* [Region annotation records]
===============
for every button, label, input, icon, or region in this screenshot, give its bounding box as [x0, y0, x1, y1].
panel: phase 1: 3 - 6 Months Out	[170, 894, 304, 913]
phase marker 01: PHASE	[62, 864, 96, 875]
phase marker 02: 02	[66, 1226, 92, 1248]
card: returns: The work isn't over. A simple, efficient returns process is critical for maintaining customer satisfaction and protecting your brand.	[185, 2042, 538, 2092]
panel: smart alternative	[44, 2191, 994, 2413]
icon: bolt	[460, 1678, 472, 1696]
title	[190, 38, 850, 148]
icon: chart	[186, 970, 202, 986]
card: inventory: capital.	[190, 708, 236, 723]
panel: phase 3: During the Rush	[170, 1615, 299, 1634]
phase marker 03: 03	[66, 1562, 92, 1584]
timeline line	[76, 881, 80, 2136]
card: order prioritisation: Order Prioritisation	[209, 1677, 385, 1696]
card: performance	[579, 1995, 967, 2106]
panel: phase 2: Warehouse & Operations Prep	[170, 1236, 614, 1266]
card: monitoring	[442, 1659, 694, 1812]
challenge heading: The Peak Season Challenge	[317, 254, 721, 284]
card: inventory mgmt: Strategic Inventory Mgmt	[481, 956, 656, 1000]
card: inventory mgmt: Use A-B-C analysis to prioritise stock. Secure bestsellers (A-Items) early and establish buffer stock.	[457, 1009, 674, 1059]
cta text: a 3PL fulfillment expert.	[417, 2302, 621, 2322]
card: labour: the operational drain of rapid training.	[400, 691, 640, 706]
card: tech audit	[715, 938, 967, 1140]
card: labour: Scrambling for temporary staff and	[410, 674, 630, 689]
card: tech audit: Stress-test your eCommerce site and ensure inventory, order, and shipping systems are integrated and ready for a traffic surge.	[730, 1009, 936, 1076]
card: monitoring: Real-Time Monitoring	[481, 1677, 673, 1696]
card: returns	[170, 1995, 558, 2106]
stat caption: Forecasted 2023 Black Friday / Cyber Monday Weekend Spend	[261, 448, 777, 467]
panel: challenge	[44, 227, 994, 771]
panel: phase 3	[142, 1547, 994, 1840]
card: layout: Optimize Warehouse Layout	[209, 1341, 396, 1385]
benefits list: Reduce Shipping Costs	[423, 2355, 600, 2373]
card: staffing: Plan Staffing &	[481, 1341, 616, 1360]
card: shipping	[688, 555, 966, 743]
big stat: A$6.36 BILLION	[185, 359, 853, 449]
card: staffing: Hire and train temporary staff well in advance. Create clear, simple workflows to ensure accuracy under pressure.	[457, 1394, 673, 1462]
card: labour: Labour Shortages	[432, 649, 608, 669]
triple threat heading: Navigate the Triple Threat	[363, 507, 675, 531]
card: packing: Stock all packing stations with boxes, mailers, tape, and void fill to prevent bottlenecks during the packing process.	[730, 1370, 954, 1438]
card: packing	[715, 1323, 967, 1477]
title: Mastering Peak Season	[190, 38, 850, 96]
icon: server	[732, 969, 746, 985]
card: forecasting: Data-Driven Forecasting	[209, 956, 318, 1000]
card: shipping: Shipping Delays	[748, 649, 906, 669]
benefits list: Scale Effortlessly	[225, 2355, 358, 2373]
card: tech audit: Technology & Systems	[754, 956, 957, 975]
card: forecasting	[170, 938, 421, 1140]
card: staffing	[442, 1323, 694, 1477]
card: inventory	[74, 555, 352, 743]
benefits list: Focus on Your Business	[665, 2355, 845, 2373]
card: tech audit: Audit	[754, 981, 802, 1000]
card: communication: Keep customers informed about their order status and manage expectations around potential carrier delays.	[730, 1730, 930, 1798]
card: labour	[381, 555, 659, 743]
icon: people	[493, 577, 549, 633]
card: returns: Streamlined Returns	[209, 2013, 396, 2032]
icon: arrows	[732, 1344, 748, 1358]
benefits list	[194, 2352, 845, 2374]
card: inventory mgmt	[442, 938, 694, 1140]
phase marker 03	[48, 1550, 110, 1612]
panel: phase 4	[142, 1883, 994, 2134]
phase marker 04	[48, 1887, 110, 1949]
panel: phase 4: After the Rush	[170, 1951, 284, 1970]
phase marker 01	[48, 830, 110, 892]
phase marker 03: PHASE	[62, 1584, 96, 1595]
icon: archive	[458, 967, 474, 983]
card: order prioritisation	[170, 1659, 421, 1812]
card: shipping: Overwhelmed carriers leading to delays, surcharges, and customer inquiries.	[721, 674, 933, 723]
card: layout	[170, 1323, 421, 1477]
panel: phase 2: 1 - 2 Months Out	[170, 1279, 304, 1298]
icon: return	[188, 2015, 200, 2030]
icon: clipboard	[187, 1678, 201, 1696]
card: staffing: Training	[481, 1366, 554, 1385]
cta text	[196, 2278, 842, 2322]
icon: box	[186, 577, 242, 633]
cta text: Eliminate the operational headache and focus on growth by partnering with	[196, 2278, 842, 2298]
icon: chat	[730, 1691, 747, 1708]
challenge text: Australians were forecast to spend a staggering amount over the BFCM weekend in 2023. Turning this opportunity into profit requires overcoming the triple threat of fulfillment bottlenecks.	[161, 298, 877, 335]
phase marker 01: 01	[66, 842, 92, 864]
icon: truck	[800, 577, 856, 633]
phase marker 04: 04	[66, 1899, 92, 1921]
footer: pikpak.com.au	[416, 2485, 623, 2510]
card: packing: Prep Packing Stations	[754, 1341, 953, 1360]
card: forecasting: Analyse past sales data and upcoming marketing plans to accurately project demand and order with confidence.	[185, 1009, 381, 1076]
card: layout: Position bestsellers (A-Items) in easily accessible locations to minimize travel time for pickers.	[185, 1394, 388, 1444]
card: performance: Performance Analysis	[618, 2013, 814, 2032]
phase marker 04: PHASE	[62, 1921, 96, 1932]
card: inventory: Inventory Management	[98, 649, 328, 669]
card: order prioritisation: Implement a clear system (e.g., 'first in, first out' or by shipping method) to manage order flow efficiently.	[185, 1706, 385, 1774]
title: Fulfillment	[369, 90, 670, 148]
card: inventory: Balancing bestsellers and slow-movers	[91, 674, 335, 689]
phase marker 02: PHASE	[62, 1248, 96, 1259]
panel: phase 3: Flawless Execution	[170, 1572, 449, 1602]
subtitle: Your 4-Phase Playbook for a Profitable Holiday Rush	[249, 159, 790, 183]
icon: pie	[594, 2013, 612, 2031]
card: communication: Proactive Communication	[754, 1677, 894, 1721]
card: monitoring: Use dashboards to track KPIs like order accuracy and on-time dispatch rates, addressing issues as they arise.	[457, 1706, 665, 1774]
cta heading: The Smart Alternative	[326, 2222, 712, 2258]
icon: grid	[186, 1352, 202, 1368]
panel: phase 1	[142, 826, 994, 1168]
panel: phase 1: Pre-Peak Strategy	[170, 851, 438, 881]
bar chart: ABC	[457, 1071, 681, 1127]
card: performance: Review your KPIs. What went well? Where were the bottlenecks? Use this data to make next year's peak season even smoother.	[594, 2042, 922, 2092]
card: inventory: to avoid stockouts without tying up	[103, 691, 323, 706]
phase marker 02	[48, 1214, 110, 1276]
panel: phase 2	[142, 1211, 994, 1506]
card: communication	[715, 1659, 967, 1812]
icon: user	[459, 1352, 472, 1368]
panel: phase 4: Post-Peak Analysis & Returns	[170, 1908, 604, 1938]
===============
* [REQUIRED TASK] How many lines of the records contain the word "operational", with case counting? Reply with the number alone.

* [RESULT OF THIS TASK] 2